- Set exercise 1:
Print the munitions list text from "(iv) Acoustic modems, networks, and" up to and including "and transmit data.", copying it word for word.

- Source text:

List of Subjects in Part 121
Accordingly, for the reasons set forth above, Title 22, Chapter I, Subchapter M, part 121 is proposed to be amended as follows:
PART 121—THE UNITED STATES MUNITIONS LIST
1. The authority citation for part 121 continues to read as follows:
2. Section 121.1 is amended by revising U.S. Munitions List Category XI to read as follows:
Category XI—Military Electronics
(a) Electronic equipment not included in Category XII of the U.S. Munitions list, as follows:
(1) Underwater hardware, equipment, or systems, as follows:
(i) Active or passive acoustic array sensing systems or equipment that survey or detect, and track, localize (i.e., determine range and bearing), classify, or identify surface vessels, submarines, other undersea vehicles, torpedoes, or mines having any of the following:
(A) Multi-aspect capability;
(B) Operating frequency less than 20 kHz;
(C) Bandwidth greater than 10 kHz; or
(D) Capable of real-time processing;
(ii) Underwater single acoustic sensor system that distinguishes tonals and locates the origin of the sound;
(iii) Non-acoustic systems that survey or detect, and track, localize, classify, or identify surface vessels, submarines, other undersea vehicles, torpedoes, or mines;
Note to paragraph (a)(1)(iii):
Equipment controlled in CCL ECCN 5A001.b.1 is not included.
(iv) Acoustic modems, networks, and communications equipment with adaptive compensation or employing Low Probability of Intercept (LPI);
Note 1 to paragraph (a)(1)(iv):
Adaptive compensation is the capability of an underwater modem to assess the water conditions to select the best algorithm to receive and transmit data.

- Provided information:
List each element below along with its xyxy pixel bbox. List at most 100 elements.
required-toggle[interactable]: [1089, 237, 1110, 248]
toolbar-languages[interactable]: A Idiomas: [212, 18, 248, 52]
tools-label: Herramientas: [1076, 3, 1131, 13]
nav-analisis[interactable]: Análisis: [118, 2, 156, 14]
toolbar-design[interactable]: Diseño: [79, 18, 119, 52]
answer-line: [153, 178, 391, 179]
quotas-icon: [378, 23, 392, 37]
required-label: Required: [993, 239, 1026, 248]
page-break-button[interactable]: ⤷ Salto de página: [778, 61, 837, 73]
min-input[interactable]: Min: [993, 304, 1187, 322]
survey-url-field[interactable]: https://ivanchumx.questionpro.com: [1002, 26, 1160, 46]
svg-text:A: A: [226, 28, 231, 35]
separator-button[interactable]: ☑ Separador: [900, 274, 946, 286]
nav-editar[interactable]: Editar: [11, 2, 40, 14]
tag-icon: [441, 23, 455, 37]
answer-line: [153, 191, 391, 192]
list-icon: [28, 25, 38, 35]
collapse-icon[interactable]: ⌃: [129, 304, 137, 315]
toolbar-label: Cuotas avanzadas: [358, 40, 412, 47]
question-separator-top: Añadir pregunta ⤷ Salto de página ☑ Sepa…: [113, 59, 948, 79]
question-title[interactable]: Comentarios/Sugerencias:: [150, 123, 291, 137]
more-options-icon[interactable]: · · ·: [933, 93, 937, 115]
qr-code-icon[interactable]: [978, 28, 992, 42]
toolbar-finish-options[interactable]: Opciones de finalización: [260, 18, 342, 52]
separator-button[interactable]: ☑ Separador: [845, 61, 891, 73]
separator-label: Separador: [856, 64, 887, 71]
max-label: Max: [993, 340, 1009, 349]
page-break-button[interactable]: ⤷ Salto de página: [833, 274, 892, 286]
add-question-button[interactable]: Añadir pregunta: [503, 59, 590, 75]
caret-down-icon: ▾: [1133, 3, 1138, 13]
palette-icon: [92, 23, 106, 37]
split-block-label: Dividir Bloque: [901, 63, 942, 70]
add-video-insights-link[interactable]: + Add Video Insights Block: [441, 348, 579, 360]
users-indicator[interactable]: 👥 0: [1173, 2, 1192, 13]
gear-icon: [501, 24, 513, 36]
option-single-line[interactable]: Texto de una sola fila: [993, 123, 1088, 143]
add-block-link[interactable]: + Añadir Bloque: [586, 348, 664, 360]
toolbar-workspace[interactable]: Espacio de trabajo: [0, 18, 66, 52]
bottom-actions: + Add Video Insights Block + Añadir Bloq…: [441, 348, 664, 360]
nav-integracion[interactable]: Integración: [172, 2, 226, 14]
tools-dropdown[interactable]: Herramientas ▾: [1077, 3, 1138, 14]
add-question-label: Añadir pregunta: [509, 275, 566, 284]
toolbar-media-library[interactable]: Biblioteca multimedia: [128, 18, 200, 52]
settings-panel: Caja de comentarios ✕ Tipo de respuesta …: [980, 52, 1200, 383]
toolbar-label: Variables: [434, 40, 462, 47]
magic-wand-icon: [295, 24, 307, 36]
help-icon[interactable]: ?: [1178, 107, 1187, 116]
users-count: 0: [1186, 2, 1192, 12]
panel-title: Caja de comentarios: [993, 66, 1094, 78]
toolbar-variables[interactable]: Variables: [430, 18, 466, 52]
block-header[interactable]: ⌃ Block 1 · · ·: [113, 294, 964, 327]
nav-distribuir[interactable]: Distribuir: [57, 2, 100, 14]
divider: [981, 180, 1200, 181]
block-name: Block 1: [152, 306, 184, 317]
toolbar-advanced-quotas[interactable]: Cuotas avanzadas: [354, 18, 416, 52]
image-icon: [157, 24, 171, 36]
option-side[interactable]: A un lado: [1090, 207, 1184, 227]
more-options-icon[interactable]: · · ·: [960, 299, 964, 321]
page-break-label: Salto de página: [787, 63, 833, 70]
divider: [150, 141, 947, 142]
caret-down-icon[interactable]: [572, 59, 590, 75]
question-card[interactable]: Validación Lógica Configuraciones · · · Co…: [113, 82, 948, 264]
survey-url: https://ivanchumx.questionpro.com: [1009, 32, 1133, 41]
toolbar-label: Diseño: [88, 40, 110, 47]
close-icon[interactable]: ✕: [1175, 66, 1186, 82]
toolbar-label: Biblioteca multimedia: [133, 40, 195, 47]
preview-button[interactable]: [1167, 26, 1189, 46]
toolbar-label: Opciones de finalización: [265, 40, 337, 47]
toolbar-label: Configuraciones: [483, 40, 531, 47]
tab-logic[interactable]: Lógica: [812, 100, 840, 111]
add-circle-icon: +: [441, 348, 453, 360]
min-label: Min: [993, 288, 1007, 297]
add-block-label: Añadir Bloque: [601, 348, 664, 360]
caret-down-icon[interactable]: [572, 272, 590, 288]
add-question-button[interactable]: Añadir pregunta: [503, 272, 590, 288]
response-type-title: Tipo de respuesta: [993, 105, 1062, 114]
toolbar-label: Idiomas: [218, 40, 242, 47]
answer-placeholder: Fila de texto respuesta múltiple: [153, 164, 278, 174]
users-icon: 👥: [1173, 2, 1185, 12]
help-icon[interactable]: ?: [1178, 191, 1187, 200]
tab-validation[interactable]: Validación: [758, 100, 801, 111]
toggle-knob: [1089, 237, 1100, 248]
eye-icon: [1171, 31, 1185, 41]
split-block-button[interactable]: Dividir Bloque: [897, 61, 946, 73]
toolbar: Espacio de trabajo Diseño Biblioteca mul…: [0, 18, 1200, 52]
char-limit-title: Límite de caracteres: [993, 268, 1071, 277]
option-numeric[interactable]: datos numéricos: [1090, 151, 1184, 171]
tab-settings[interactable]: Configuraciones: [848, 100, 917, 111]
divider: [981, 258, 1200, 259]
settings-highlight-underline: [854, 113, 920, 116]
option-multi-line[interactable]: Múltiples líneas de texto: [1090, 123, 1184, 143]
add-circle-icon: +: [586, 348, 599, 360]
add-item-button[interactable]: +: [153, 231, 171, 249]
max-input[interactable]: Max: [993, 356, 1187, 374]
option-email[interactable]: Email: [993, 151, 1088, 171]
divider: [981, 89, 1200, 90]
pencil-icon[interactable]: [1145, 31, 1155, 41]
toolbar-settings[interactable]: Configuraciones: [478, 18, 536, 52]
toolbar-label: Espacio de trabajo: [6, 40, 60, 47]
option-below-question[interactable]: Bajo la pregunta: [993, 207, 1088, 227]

- Set exercise 2:
Please output the records from their first line up to and including the line with "more-options-icon[interactable]: · · ·: [933, 93, 937, 115]", reproducing each line unchanged.

- Complete answer 1:
(iv) Acoustic modems, networks, and communications equipment with adaptive compensation or employing Low Probability of Intercept (LPI);
Note 1 to paragraph (a)(1)(iv):
Adaptive compensation is the capability of an underwater modem to assess the water conditions to select the best algorithm to receive and transmit data.

- Complete answer 2:
List each element below along with its xyxy pixel bbox. List at most 100 elements.
required-toggle[interactable]: [1089, 237, 1110, 248]
toolbar-languages[interactable]: A Idiomas: [212, 18, 248, 52]
tools-label: Herramientas: [1076, 3, 1131, 13]
nav-analisis[interactable]: Análisis: [118, 2, 156, 14]
toolbar-design[interactable]: Diseño: [79, 18, 119, 52]
answer-line: [153, 178, 391, 179]
quotas-icon: [378, 23, 392, 37]
required-label: Required: [993, 239, 1026, 248]
page-break-button[interactable]: ⤷ Salto de página: [778, 61, 837, 73]
min-input[interactable]: Min: [993, 304, 1187, 322]
survey-url-field[interactable]: https://ivanchumx.questionpro.com: [1002, 26, 1160, 46]
svg-text:A: A: [226, 28, 231, 35]
separator-button[interactable]: ☑ Separador: [900, 274, 946, 286]
nav-editar[interactable]: Editar: [11, 2, 40, 14]
tag-icon: [441, 23, 455, 37]
answer-line: [153, 191, 391, 192]
list-icon: [28, 25, 38, 35]
collapse-icon[interactable]: ⌃: [129, 304, 137, 315]
toolbar-label: Cuotas avanzadas: [358, 40, 412, 47]
question-separator-top: Añadir pregunta ⤷ Salto de página ☑ Sepa…: [113, 59, 948, 79]
question-title[interactable]: Comentarios/Sugerencias:: [150, 123, 291, 137]
more-options-icon[interactable]: · · ·: [933, 93, 937, 115]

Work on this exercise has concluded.